**Data entries**.
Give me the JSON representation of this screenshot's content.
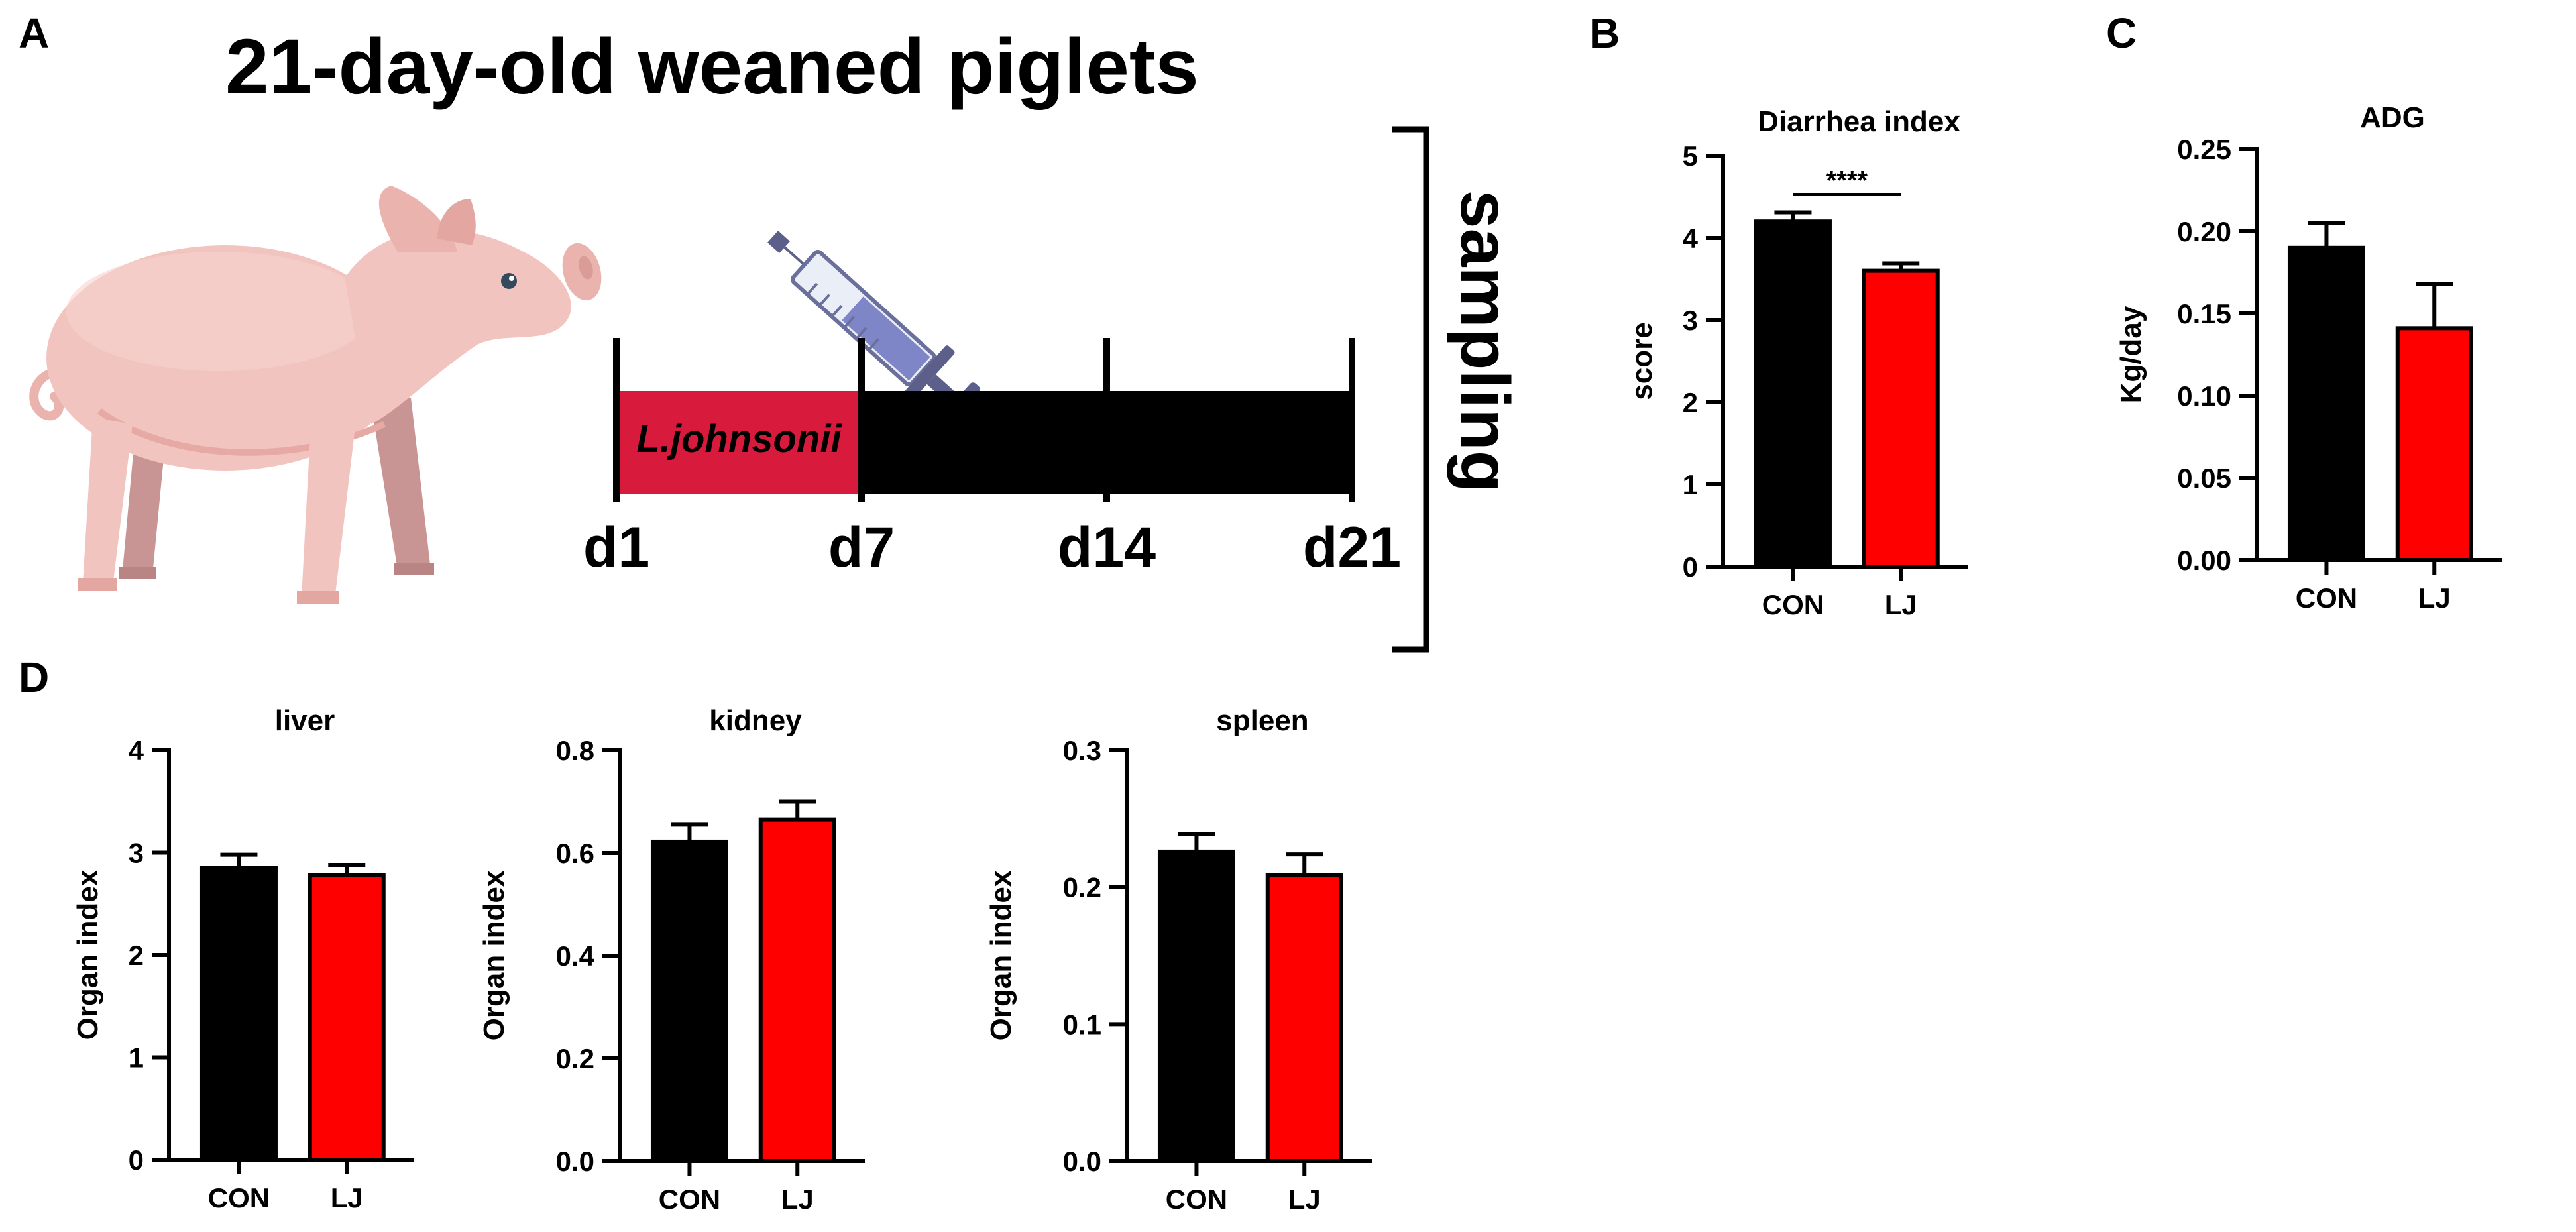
{
  "panel_labels": {
    "a": "A",
    "b": "B",
    "c": "C",
    "d": "D"
  },
  "schematic": {
    "title": "21-day-old weaned piglets",
    "treatment_label": "L.johnsonii",
    "day_labels": [
      "d1",
      "d7",
      "d14",
      "d21"
    ],
    "sampling_label": "sampling",
    "icons": [
      "piglet-illustration",
      "syringe-icon"
    ],
    "colors": {
      "treatment": "#d81b3c",
      "bar": "#000000"
    }
  },
  "chart_data": [
    {
      "id": "diarrhea",
      "type": "bar",
      "title": "Diarrhea index",
      "xlabel": "",
      "ylabel": "score",
      "categories": [
        "CON",
        "LJ"
      ],
      "values": [
        4.2,
        3.6
      ],
      "errors": [
        0.11,
        0.09
      ],
      "colors": [
        "#000000",
        "#ff0000"
      ],
      "ylim": [
        0,
        5
      ],
      "yticks": [
        0,
        1,
        2,
        3,
        4,
        5
      ],
      "ytick_labels": [
        "0",
        "1",
        "2",
        "3",
        "4",
        "5"
      ],
      "significance": "****",
      "grid": false
    },
    {
      "id": "adg",
      "type": "bar",
      "title": "ADG",
      "xlabel": "",
      "ylabel": "Kg/day",
      "categories": [
        "CON",
        "LJ"
      ],
      "values": [
        0.19,
        0.141
      ],
      "errors": [
        0.015,
        0.027
      ],
      "colors": [
        "#000000",
        "#ff0000"
      ],
      "ylim": [
        0,
        0.25
      ],
      "yticks": [
        0,
        0.05,
        0.1,
        0.15,
        0.2,
        0.25
      ],
      "ytick_labels": [
        "0.00",
        "0.05",
        "0.10",
        "0.15",
        "0.20",
        "0.25"
      ],
      "significance": "",
      "grid": false
    },
    {
      "id": "liver",
      "type": "bar",
      "title": "liver",
      "xlabel": "",
      "ylabel": "Organ index",
      "categories": [
        "CON",
        "LJ"
      ],
      "values": [
        2.85,
        2.78
      ],
      "errors": [
        0.13,
        0.1
      ],
      "colors": [
        "#000000",
        "#ff0000"
      ],
      "ylim": [
        0,
        4
      ],
      "yticks": [
        0,
        1,
        2,
        3,
        4
      ],
      "ytick_labels": [
        "0",
        "1",
        "2",
        "3",
        "4"
      ],
      "significance": "",
      "grid": false
    },
    {
      "id": "kidney",
      "type": "bar",
      "title": "kidney",
      "xlabel": "",
      "ylabel": "Organ index",
      "categories": [
        "CON",
        "LJ"
      ],
      "values": [
        0.622,
        0.665
      ],
      "errors": [
        0.033,
        0.035
      ],
      "colors": [
        "#000000",
        "#ff0000"
      ],
      "ylim": [
        0,
        0.8
      ],
      "yticks": [
        0,
        0.2,
        0.4,
        0.6,
        0.8
      ],
      "ytick_labels": [
        "0.0",
        "0.2",
        "0.4",
        "0.6",
        "0.8"
      ],
      "significance": "",
      "grid": false
    },
    {
      "id": "spleen",
      "type": "bar",
      "title": "spleen",
      "xlabel": "",
      "ylabel": "Organ index",
      "categories": [
        "CON",
        "LJ"
      ],
      "values": [
        0.226,
        0.209
      ],
      "errors": [
        0.013,
        0.015
      ],
      "colors": [
        "#000000",
        "#ff0000"
      ],
      "ylim": [
        0,
        0.3
      ],
      "yticks": [
        0,
        0.1,
        0.2,
        0.3
      ],
      "ytick_labels": [
        "0.0",
        "0.1",
        "0.2",
        "0.3"
      ],
      "significance": "",
      "grid": false
    }
  ]
}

**What is expected**. Pictures stay out; repeat all the rest of the records exactly.

**Task output**.
Give me the JSON representation of this screenshot's content.
{
  "panel_labels": {
    "a": "A",
    "b": "B",
    "c": "C",
    "d": "D"
  },
  "schematic": {
    "title": "21-day-old weaned piglets",
    "treatment_label": "L.johnsonii",
    "day_labels": [
      "d1",
      "d7",
      "d14",
      "d21"
    ],
    "sampling_label": "sampling",
    "icons": [
      "piglet-illustration",
      "syringe-icon"
    ],
    "colors": {
      "treatment": "#d81b3c",
      "bar": "#000000"
    }
  },
  "chart_data": [
    {
      "id": "diarrhea",
      "type": "bar",
      "title": "Diarrhea index",
      "xlabel": "",
      "ylabel": "score",
      "categories": [
        "CON",
        "LJ"
      ],
      "values": [
        4.2,
        3.6
      ],
      "errors": [
        0.11,
        0.09
      ],
      "colors": [
        "#000000",
        "#ff0000"
      ],
      "ylim": [
        0,
        5
      ],
      "yticks": [
        0,
        1,
        2,
        3,
        4,
        5
      ],
      "ytick_labels": [
        "0",
        "1",
        "2",
        "3",
        "4",
        "5"
      ],
      "significance": "****",
      "grid": false
    },
    {
      "id": "adg",
      "type": "bar",
      "title": "ADG",
      "xlabel": "",
      "ylabel": "Kg/day",
      "categories": [
        "CON",
        "LJ"
      ],
      "values": [
        0.19,
        0.141
      ],
      "errors": [
        0.015,
        0.027
      ],
      "colors": [
        "#000000",
        "#ff0000"
      ],
      "ylim": [
        0,
        0.25
      ],
      "yticks": [
        0,
        0.05,
        0.1,
        0.15,
        0.2,
        0.25
      ],
      "ytick_labels": [
        "0.00",
        "0.05",
        "0.10",
        "0.15",
        "0.20",
        "0.25"
      ],
      "significance": "",
      "grid": false
    },
    {
      "id": "liver",
      "type": "bar",
      "title": "liver",
      "xlabel": "",
      "ylabel": "Organ index",
      "categories": [
        "CON",
        "LJ"
      ],
      "values": [
        2.85,
        2.78
      ],
      "errors": [
        0.13,
        0.1
      ],
      "colors": [
        "#000000",
        "#ff0000"
      ],
      "ylim": [
        0,
        4
      ],
      "yticks": [
        0,
        1,
        2,
        3,
        4
      ],
      "ytick_labels": [
        "0",
        "1",
        "2",
        "3",
        "4"
      ],
      "significance": "",
      "grid": false
    },
    {
      "id": "kidney",
      "type": "bar",
      "title": "kidney",
      "xlabel": "",
      "ylabel": "Organ index",
      "categories": [
        "CON",
        "LJ"
      ],
      "values": [
        0.622,
        0.665
      ],
      "errors": [
        0.033,
        0.035
      ],
      "colors": [
        "#000000",
        "#ff0000"
      ],
      "ylim": [
        0,
        0.8
      ],
      "yticks": [
        0,
        0.2,
        0.4,
        0.6,
        0.8
      ],
      "ytick_labels": [
        "0.0",
        "0.2",
        "0.4",
        "0.6",
        "0.8"
      ],
      "significance": "",
      "grid": false
    },
    {
      "id": "spleen",
      "type": "bar",
      "title": "spleen",
      "xlabel": "",
      "ylabel": "Organ index",
      "categories": [
        "CON",
        "LJ"
      ],
      "values": [
        0.226,
        0.209
      ],
      "errors": [
        0.013,
        0.015
      ],
      "colors": [
        "#000000",
        "#ff0000"
      ],
      "ylim": [
        0,
        0.3
      ],
      "yticks": [
        0,
        0.1,
        0.2,
        0.3
      ],
      "ytick_labels": [
        "0.0",
        "0.1",
        "0.2",
        "0.3"
      ],
      "significance": "",
      "grid": false
    }
  ]
}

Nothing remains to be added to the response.